What needs to be done ▸ Copy out each line of the material below that holds the string "marker".

Raw data ▸
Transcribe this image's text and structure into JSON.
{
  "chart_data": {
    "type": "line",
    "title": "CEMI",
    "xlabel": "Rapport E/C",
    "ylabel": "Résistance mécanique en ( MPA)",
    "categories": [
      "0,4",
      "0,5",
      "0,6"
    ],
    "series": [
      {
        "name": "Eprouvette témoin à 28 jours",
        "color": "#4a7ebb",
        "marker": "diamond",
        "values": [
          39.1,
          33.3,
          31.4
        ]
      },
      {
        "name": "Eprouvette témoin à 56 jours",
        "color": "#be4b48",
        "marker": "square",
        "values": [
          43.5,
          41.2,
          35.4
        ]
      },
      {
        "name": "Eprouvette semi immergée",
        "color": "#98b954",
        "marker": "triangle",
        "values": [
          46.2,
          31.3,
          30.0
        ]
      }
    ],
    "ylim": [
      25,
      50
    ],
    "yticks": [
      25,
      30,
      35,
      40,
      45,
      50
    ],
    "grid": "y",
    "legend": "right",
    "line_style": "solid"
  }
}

Final result ▸
        "marker": "diamond",
        "marker": "square",
        "marker": "triangle",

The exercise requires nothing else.